**What is required:**
Pull each line holding the word "整合用于扶贫" from the data.
start Supplied records
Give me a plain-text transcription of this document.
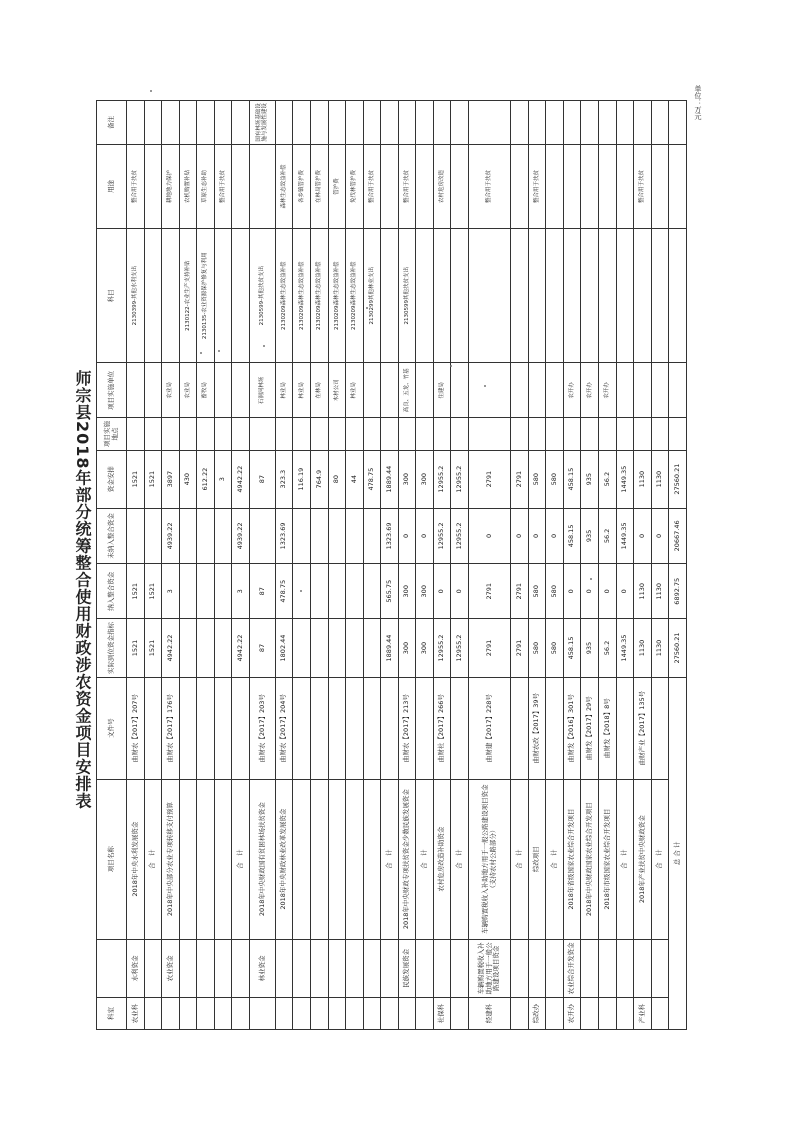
师宗县2018年部分统筹整合使用财政涉农资金项目安排表
单位：万元
科室		项目名称	文件号	实际到位资金指标	纳入整合资金	未纳入整合资金	资金安排	项目实施地点	项目实施单位	科目	用途	备注
农业科	水利资金	2018年中央水利发展资金	曲财农【2017】207号	1521	1521		1521			2130399-其他水利支出	整合用于扶贫	
		合　计		1521	1521		1521					
	农业资金	2018年中央部分农业专项转移支付预算	曲财农【2017】176号	4942.22	3	4939.22	3897		农业局		耕地地力保护	
							430		农业局	2130122-农业生产支持补贴	农机购置补贴	
							612.22		畜牧局	2130135-农业资源保护修复与利用	草原生态补助	
							3				整合用于扶贫	
		合　计		4942.22	3	4939.22	4942.22					
	林业资金	2018年中央财政国有贫困林场扶贫资金	曲财农【2017】203号	87	87		87		石洞河林场	2130599-其他扶贫支出		国有林场基础设施与发展性建设
		2018年中央财政林业改革发展资金	曲财农【2017】204号	1802.44	478.75	1323.69	323.3		林业局	2130209森林生态效益补偿	森林生态效益补偿	
							116.19		林业局	2130209森林生态效益补偿	各乡镇管护费	
							764.9		在林局	2130209森林生态效益补偿	在林局管护费	
							80		木材公司	2130209森林生态效益补偿	管护费	
							44		林业局	2130209森林生态效益补偿	免伐林管护费	
							478.75			2130299其他林业支出	整合用于扶贫	
		合　计		1889.44	565.75	1323.69	1889.44					
	民族发展资金	2018年中央财政专项扶贫资金少数民族发展资金	曲财农【2017】213号	300	300	0	300		高良、五龙、竹基	2130599其他扶贫支出	整合用于扶贫	
		合　计		300	300	0	300					
社保科		农村危房改造补助资金	曲财社【2017】266号	12955.2	0	12955.2	12955.2		住建局		农村危房改造	
		合　计		12955.2	0	12955.2	12955.2					
经建科	车辆购置税收入补助地方用于一般公路建设项目资金	车辆购置税收入补助地方用于一般公路建设项目资金（支持农村公路部分）	曲财建【2017】228号	2791	2791	0	2791				整合用于扶贫	
		合　计		2791	2791	0	2791					
综改办		综改项目	曲财农改【2017】39号	580	580	0	580				整合用于扶贫	
		合　计		580	580	0	580					
农开办	农业综合开发资金	2018年省级国家农业综合开发项目	曲财发【2016】301号	458.15	0	458.15	458.15		农开办			
		2018年中央财政国家农业综合开发项目	曲财发【2017】29号	935	0	935	935		农开办			
		2018年市级国家农业综合开发项目	曲财发【2018】8号	56.2	0	56.2	56.2		农开办			
		合　计		1449.35	0	1449.35	1449.35					
产业科		2018年产业扶贫中央财政资金	曲财产业【2017】135号	1130	1130	0	1130				整合用于扶贫	
		合　计		1130	1130	0	1130					
总 合 计				27560.21	6892.75	20667.46	27560.21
end Supplied records
**Full response:**
农业科	水利资金	2018年中央水利发展资金	曲财农【2017】207号	1521	1521		1521			2130399-其他水利支出	整合用于扶贫	
							3				整合用于扶贫	
							478.75			2130299其他林业支出	整合用于扶贫	
	民族发展资金	2018年中央财政专项扶贫资金少数民族发展资金	曲财农【2017】213号	300	300	0	300		高良、五龙、竹基	2130599其他扶贫支出	整合用于扶贫	
经建科	车辆购置税收入补助地方用于一般公路建设项目资金	车辆购置税收入补助地方用于一般公路建设项目资金（支持农村公路部分）	曲财建【2017】228号	2791	2791	0	2791				整合用于扶贫	
综改办		综改项目	曲财农改【2017】39号	580	580	0	580				整合用于扶贫	
产业科		2018年产业扶贫中央财政资金	曲财产业【2017】135号	1130	1130	0	1130				整合用于扶贫	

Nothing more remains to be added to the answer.